**AIM OF THE EXERCISE**
Retype each entry below, keeping every character the same.

** start **

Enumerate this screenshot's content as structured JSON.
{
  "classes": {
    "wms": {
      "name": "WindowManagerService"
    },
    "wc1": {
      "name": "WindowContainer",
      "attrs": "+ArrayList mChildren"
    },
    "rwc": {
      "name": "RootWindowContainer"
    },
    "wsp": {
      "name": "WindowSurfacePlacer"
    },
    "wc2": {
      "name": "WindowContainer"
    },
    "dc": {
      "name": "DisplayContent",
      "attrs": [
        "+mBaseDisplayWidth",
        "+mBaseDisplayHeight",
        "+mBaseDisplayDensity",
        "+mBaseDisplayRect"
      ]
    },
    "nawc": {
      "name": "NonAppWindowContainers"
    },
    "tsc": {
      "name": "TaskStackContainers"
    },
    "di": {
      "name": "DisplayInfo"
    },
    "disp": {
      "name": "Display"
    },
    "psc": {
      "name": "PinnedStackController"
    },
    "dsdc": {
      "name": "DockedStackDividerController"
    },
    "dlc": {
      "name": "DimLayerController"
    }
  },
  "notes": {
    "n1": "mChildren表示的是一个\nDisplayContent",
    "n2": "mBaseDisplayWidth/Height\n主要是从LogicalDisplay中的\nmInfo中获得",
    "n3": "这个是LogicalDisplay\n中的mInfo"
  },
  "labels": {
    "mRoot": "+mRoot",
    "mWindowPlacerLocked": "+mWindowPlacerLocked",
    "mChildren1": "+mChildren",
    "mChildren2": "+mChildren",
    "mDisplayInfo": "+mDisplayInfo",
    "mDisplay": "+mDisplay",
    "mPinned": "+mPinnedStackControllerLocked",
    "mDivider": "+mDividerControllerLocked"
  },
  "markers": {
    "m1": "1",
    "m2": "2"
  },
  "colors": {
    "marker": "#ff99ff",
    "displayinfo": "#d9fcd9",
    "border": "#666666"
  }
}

** end **

**RESPONSE FOR THIS EXERCISE**
Enumerate this screenshot's content as structured JSON.
{
  "classes": {
    "wms": {
      "name": "WindowManagerService"
    },
    "wc1": {
      "name": "WindowContainer",
      "attrs": "+ArrayList mChildren"
    },
    "rwc": {
      "name": "RootWindowContainer"
    },
    "wsp": {
      "name": "WindowSurfacePlacer"
    },
    "wc2": {
      "name": "WindowContainer"
    },
    "dc": {
      "name": "DisplayContent",
      "attrs": [
        "+mBaseDisplayWidth",
        "+mBaseDisplayHeight",
        "+mBaseDisplayDensity",
        "+mBaseDisplayRect"
      ]
    },
    "nawc": {
      "name": "NonAppWindowContainers"
    },
    "tsc": {
      "name": "TaskStackContainers"
    },
    "di": {
      "name": "DisplayInfo"
    },
    "disp": {
      "name": "Display"
    },
    "psc": {
      "name": "PinnedStackController"
    },
    "dsdc": {
      "name": "DockedStackDividerController"
    },
    "dlc": {
      "name": "DimLayerController"
    }
  },
  "notes": {
    "n1": "mChildren表示的是一个\nDisplayContent",
    "n2": "mBaseDisplayWidth/Height\n主要是从LogicalDisplay中的\nmInfo中获得",
    "n3": "这个是LogicalDisplay\n中的mInfo"
  },
  "labels": {
    "mRoot": "+mRoot",
    "mWindowPlacerLocked": "+mWindowPlacerLocked",
    "mChildren1": "+mChildren",
    "mChildren2": "+mChildren",
    "mDisplayInfo": "+mDisplayInfo",
    "mDisplay": "+mDisplay",
    "mPinned": "+mPinnedStackControllerLocked",
    "mDivider": "+mDividerControllerLocked"
  },
  "markers": {
    "m1": "1",
    "m2": "2"
  },
  "colors": {
    "marker": "#ff99ff",
    "displayinfo": "#d9fcd9",
    "border": "#666666"
  }
}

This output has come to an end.